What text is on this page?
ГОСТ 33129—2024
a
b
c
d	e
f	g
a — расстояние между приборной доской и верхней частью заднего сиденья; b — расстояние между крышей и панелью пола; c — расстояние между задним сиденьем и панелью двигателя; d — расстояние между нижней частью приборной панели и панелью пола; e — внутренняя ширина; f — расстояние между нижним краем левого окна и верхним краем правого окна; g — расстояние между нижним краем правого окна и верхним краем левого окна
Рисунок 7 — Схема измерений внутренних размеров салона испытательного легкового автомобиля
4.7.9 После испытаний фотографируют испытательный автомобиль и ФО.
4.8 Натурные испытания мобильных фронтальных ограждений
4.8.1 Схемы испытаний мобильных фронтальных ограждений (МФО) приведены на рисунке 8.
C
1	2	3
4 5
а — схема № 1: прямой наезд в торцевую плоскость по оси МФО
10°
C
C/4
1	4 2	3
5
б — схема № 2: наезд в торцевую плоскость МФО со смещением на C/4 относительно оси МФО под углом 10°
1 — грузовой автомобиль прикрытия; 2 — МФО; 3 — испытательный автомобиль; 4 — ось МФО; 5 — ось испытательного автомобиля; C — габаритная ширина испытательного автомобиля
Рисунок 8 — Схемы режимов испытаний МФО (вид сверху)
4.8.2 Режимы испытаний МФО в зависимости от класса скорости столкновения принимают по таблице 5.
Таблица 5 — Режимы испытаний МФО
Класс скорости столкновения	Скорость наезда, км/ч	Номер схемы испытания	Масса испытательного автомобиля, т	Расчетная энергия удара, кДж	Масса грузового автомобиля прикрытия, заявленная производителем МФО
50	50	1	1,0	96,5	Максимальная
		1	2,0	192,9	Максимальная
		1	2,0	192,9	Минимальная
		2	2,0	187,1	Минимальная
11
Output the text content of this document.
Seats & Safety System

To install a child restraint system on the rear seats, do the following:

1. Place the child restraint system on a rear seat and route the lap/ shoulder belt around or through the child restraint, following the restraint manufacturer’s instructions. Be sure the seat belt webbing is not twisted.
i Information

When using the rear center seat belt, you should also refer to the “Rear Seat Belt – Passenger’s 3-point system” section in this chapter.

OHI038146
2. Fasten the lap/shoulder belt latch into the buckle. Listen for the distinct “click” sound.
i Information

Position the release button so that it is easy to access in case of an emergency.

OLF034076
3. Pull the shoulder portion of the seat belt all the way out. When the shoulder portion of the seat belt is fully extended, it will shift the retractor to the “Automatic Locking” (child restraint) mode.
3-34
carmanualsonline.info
....
What is expected:
Print every entry exactly as it appears.

Correct output:
What text is on this page?
ГОСТ 33129—2024
a
b
c
d	e
f	g
a — расстояние между приборной доской и верхней частью заднего сиденья; b — расстояние между крышей и панелью пола; c — расстояние между задним сиденьем и панелью двигателя; d — расстояние между нижней частью приборной панели и панелью пола; e — внутренняя ширина; f — расстояние между нижним краем левого окна и верхним краем правого окна; g — расстояние между нижним краем правого окна и верхним краем левого окна
Рисунок 7 — Схема измерений внутренних размеров салона испытательного легкового автомобиля
4.7.9 После испытаний фотографируют испытательный автомобиль и ФО.
4.8 Натурные испытания мобильных фронтальных ограждений
4.8.1 Схемы испытаний мобильных фронтальных ограждений (МФО) приведены на рисунке 8.
C
1	2	3
4 5
а — схема № 1: прямой наезд в торцевую плоскость по оси МФО
10°
C
C/4
1	4 2	3
5
б — схема № 2: наезд в торцевую плоскость МФО со смещением на C/4 относительно оси МФО под углом 10°
1 — грузовой автомобиль прикрытия; 2 — МФО; 3 — испытательный автомобиль; 4 — ось МФО; 5 — ось испытательного автомобиля; C — габаритная ширина испытательного автомобиля
Рисунок 8 — Схемы режимов испытаний МФО (вид сверху)
4.8.2 Режимы испытаний МФО в зависимости от класса скорости столкновения принимают по таблице 5.
Таблица 5 — Режимы испытаний МФО
Класс скорости столкновения	Скорость наезда, км/ч	Номер схемы испытания	Масса испытательного автомобиля, т	Расчетная энергия удара, кДж	Масса грузового автомобиля прикрытия, заявленная производителем МФО
50	50	1	1,0	96,5	Максимальная
		1	2,0	192,9	Максимальная
		1	2,0	192,9	Минимальная
		2	2,0	187,1	Минимальная
11
Output the text content of this document.
Seats & Safety System

To install a child restraint system on the rear seats, do the following:

1. Place the child restraint system on a rear seat and route the lap/ shoulder belt around or through the child restraint, following the restraint manufacturer’s instructions. Be sure the seat belt webbing is not twisted.
i Information

When using the rear center seat belt, you should also refer to the “Rear Seat Belt – Passenger’s 3-point system” section in this chapter.

OHI038146
2. Fasten the lap/shoulder belt latch into the buckle. Listen for the distinct “click” sound.
i Information

Position the release button so that it is easy to access in case of an emergency.

OLF034076
3. Pull the shoulder portion of the seat belt all the way out. When the shoulder portion of the seat belt is fully extended, it will shift the retractor to the “Automatic Locking” (child restraint) mode.
3-34
carmanualsonline.info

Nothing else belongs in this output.